##### DATA TO PROCESS

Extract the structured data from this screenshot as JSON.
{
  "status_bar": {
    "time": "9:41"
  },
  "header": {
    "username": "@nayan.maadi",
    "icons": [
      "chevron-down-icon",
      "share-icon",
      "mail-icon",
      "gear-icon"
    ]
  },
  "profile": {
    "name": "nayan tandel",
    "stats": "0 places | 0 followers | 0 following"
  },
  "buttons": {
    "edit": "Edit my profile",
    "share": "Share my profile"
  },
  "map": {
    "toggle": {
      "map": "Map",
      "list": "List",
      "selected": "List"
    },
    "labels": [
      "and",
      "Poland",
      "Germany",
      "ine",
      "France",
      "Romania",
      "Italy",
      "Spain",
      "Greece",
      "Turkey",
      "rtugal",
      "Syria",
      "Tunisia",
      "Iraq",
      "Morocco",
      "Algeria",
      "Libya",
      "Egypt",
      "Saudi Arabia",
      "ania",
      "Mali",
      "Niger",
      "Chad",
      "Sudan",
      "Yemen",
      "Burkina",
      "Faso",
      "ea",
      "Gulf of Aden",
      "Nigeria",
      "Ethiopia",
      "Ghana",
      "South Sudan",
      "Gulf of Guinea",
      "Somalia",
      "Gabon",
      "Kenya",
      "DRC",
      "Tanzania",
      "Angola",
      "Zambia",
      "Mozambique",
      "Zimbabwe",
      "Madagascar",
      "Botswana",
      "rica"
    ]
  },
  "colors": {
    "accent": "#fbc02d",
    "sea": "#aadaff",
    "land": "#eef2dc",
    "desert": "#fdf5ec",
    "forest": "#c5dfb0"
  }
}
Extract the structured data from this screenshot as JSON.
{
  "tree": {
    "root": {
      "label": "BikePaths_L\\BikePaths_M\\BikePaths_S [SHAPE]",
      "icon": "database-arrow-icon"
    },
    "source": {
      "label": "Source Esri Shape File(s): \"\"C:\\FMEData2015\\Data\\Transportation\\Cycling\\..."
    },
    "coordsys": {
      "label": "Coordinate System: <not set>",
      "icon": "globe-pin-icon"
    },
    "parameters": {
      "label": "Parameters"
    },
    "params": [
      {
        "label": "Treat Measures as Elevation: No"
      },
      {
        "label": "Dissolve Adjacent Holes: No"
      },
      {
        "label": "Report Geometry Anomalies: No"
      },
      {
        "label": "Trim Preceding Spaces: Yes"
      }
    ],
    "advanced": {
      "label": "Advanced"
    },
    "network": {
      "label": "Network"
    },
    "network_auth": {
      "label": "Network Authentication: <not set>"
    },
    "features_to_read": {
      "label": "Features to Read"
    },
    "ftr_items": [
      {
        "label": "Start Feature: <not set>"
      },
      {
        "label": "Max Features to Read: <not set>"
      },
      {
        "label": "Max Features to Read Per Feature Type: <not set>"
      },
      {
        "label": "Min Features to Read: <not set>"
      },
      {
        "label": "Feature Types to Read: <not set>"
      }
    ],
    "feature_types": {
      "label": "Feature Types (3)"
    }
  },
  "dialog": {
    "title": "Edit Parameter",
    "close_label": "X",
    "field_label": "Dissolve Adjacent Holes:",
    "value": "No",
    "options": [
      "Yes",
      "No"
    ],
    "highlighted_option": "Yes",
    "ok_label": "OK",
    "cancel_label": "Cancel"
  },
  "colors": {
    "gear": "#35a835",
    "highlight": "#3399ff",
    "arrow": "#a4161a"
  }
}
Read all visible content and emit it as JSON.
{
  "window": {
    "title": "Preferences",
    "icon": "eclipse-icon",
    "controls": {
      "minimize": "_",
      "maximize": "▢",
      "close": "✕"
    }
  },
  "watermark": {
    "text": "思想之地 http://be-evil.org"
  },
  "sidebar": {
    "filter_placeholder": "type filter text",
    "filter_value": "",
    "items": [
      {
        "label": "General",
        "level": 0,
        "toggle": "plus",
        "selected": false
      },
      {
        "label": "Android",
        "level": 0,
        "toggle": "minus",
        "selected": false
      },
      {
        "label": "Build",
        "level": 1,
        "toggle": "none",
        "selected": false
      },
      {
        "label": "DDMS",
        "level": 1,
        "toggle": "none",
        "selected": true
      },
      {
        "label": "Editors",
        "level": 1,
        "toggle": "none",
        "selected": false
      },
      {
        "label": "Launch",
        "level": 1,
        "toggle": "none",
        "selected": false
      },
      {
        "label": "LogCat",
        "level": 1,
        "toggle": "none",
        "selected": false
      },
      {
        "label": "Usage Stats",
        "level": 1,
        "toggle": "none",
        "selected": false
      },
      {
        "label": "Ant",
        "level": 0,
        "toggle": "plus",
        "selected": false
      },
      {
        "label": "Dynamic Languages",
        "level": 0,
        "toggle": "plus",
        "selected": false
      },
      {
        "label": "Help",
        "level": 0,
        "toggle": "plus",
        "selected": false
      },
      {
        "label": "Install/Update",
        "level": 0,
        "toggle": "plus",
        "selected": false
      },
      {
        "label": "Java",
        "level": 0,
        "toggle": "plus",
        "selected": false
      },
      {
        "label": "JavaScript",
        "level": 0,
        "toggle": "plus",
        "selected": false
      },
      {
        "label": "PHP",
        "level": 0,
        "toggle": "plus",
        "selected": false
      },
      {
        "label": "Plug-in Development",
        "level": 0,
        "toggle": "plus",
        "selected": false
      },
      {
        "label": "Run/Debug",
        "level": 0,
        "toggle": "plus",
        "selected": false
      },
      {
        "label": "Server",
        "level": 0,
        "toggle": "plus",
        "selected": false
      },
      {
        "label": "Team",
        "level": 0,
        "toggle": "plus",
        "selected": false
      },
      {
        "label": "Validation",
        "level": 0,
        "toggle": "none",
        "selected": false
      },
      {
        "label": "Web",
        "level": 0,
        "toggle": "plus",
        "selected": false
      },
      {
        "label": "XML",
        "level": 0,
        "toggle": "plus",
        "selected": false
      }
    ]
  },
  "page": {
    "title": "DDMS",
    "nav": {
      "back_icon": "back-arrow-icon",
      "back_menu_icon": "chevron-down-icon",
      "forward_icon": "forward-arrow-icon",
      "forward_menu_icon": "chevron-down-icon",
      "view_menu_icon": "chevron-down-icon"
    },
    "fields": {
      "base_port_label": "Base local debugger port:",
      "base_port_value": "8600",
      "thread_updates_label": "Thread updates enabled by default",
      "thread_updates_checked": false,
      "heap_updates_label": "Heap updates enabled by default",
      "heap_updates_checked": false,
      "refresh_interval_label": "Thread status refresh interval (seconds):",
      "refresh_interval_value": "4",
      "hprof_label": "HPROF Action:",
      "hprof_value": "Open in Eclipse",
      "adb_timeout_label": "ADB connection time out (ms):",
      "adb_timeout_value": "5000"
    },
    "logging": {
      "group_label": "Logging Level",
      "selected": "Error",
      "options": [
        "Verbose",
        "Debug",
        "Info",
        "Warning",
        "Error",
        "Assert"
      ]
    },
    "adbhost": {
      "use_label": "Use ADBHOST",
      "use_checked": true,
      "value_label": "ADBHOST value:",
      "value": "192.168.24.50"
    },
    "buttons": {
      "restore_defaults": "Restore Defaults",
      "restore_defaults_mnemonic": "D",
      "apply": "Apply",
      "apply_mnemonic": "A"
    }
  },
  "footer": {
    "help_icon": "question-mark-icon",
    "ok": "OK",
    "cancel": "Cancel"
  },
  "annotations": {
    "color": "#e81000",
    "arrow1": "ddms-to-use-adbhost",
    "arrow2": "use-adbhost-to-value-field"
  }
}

##########

▶ [DO THIS] Write out every line of the material again, exactly as it reads.

▶ [RESULT]
Extract the structured data from this screenshot as JSON.
{
  "status_bar": {
    "time": "9:41"
  },
  "header": {
    "username": "@nayan.maadi",
    "icons": [
      "chevron-down-icon",
      "share-icon",
      "mail-icon",
      "gear-icon"
    ]
  },
  "profile": {
    "name": "nayan tandel",
    "stats": "0 places | 0 followers | 0 following"
  },
  "buttons": {
    "edit": "Edit my profile",
    "share": "Share my profile"
  },
  "map": {
    "toggle": {
      "map": "Map",
      "list": "List",
      "selected": "List"
    },
    "labels": [
      "and",
      "Poland",
      "Germany",
      "ine",
      "France",
      "Romania",
      "Italy",
      "Spain",
      "Greece",
      "Turkey",
      "rtugal",
      "Syria",
      "Tunisia",
      "Iraq",
      "Morocco",
      "Algeria",
      "Libya",
      "Egypt",
      "Saudi Arabia",
      "ania",
      "Mali",
      "Niger",
      "Chad",
      "Sudan",
      "Yemen",
      "Burkina",
      "Faso",
      "ea",
      "Gulf of Aden",
      "Nigeria",
      "Ethiopia",
      "Ghana",
      "South Sudan",
      "Gulf of Guinea",
      "Somalia",
      "Gabon",
      "Kenya",
      "DRC",
      "Tanzania",
      "Angola",
      "Zambia",
      "Mozambique",
      "Zimbabwe",
      "Madagascar",
      "Botswana",
      "rica"
    ]
  },
  "colors": {
    "accent": "#fbc02d",
    "sea": "#aadaff",
    "land": "#eef2dc",
    "desert": "#fdf5ec",
    "forest": "#c5dfb0"
  }
}
Extract the structured data from this screenshot as JSON.
{
  "tree": {
    "root": {
      "label": "BikePaths_L\\BikePaths_M\\BikePaths_S [SHAPE]",
      "icon": "database-arrow-icon"
    },
    "source": {
      "label": "Source Esri Shape File(s): \"\"C:\\FMEData2015\\Data\\Transportation\\Cycling\\..."
    },
    "coordsys": {
      "label": "Coordinate System: <not set>",
      "icon": "globe-pin-icon"
    },
    "parameters": {
      "label": "Parameters"
    },
    "params": [
      {
        "label": "Treat Measures as Elevation: No"
      },
      {
        "label": "Dissolve Adjacent Holes: No"
      },
      {
        "label": "Report Geometry Anomalies: No"
      },
      {
        "label": "Trim Preceding Spaces: Yes"
      }
    ],
    "advanced": {
      "label": "Advanced"
    },
    "network": {
      "label": "Network"
    },
    "network_auth": {
      "label": "Network Authentication: <not set>"
    },
    "features_to_read": {
      "label": "Features to Read"
    },
    "ftr_items": [
      {
        "label": "Start Feature: <not set>"
      },
      {
        "label": "Max Features to Read: <not set>"
      },
      {
        "label": "Max Features to Read Per Feature Type: <not set>"
      },
      {
        "label": "Min Features to Read: <not set>"
      },
      {
        "label": "Feature Types to Read: <not set>"
      }
    ],
    "feature_types": {
      "label": "Feature Types (3)"
    }
  },
  "dialog": {
    "title": "Edit Parameter",
    "close_label": "X",
    "field_label": "Dissolve Adjacent Holes:",
    "value": "No",
    "options": [
      "Yes",
      "No"
    ],
    "highlighted_option": "Yes",
    "ok_label": "OK",
    "cancel_label": "Cancel"
  },
  "colors": {
    "gear": "#35a835",
    "highlight": "#3399ff",
    "arrow": "#a4161a"
  }
}
Read all visible content and emit it as JSON.
{
  "window": {
    "title": "Preferences",
    "icon": "eclipse-icon",
    "controls": {
      "minimize": "_",
      "maximize": "▢",
      "close": "✕"
    }
  },
  "watermark": {
    "text": "思想之地 http://be-evil.org"
  },
  "sidebar": {
    "filter_placeholder": "type filter text",
    "filter_value": "",
    "items": [
      {
        "label": "General",
        "level": 0,
        "toggle": "plus",
        "selected": false
      },
      {
        "label": "Android",
        "level": 0,
        "toggle": "minus",
        "selected": false
      },
      {
        "label": "Build",
        "level": 1,
        "toggle": "none",
        "selected": false
      },
      {
        "label": "DDMS",
        "level": 1,
        "toggle": "none",
        "selected": true
      },
      {
        "label": "Editors",
        "level": 1,
        "toggle": "none",
        "selected": false
      },
      {
        "label": "Launch",
        "level": 1,
        "toggle": "none",
        "selected": false
      },
      {
        "label": "LogCat",
        "level": 1,
        "toggle": "none",
        "selected": false
      },
      {
        "label": "Usage Stats",
        "level": 1,
        "toggle": "none",
        "selected": false
      },
      {
        "label": "Ant",
        "level": 0,
        "toggle": "plus",
        "selected": false
      },
      {
        "label": "Dynamic Languages",
        "level": 0,
        "toggle": "plus",
        "selected": false
      },
      {
        "label": "Help",
        "level": 0,
        "toggle": "plus",
        "selected": false
      },
      {
        "label": "Install/Update",
        "level": 0,
        "toggle": "plus",
        "selected": false
      },
      {
        "label": "Java",
        "level": 0,
        "toggle": "plus",
        "selected": false
      },
      {
        "label": "JavaScript",
        "level": 0,
        "toggle": "plus",
        "selected": false
      },
      {
        "label": "PHP",
        "level": 0,
        "toggle": "plus",
        "selected": false
      },
      {
        "label": "Plug-in Development",
        "level": 0,
        "toggle": "plus",
        "selected": false
      },
      {
        "label": "Run/Debug",
        "level": 0,
        "toggle": "plus",
        "selected": false
      },
      {
        "label": "Server",
        "level": 0,
        "toggle": "plus",
        "selected": false
      },
      {
        "label": "Team",
        "level": 0,
        "toggle": "plus",
        "selected": false
      },
      {
        "label": "Validation",
        "level": 0,
        "toggle": "none",
        "selected": false
      },
      {
        "label": "Web",
        "level": 0,
        "toggle": "plus",
        "selected": false
      },
      {
        "label": "XML",
        "level": 0,
        "toggle": "plus",
        "selected": false
      }
    ]
  },
  "page": {
    "title": "DDMS",
    "nav": {
      "back_icon": "back-arrow-icon",
      "back_menu_icon": "chevron-down-icon",
      "forward_icon": "forward-arrow-icon",
      "forward_menu_icon": "chevron-down-icon",
      "view_menu_icon": "chevron-down-icon"
    },
    "fields": {
      "base_port_label": "Base local debugger port:",
      "base_port_value": "8600",
      "thread_updates_label": "Thread updates enabled by default",
      "thread_updates_checked": false,
      "heap_updates_label": "Heap updates enabled by default",
      "heap_updates_checked": false,
      "refresh_interval_label": "Thread status refresh interval (seconds):",
      "refresh_interval_value": "4",
      "hprof_label": "HPROF Action:",
      "hprof_value": "Open in Eclipse",
      "adb_timeout_label": "ADB connection time out (ms):",
      "adb_timeout_value": "5000"
    },
    "logging": {
      "group_label": "Logging Level",
      "selected": "Error",
      "options": [
        "Verbose",
        "Debug",
        "Info",
        "Warning",
        "Error",
        "Assert"
      ]
    },
    "adbhost": {
      "use_label": "Use ADBHOST",
      "use_checked": true,
      "value_label": "ADBHOST value:",
      "value": "192.168.24.50"
    },
    "buttons": {
      "restore_defaults": "Restore Defaults",
      "restore_defaults_mnemonic": "D",
      "apply": "Apply",
      "apply_mnemonic": "A"
    }
  },
  "footer": {
    "help_icon": "question-mark-icon",
    "ok": "OK",
    "cancel": "Cancel"
  },
  "annotations": {
    "color": "#e81000",
    "arrow1": "ddms-to-use-adbhost",
    "arrow2": "use-adbhost-to-value-field"
  }
}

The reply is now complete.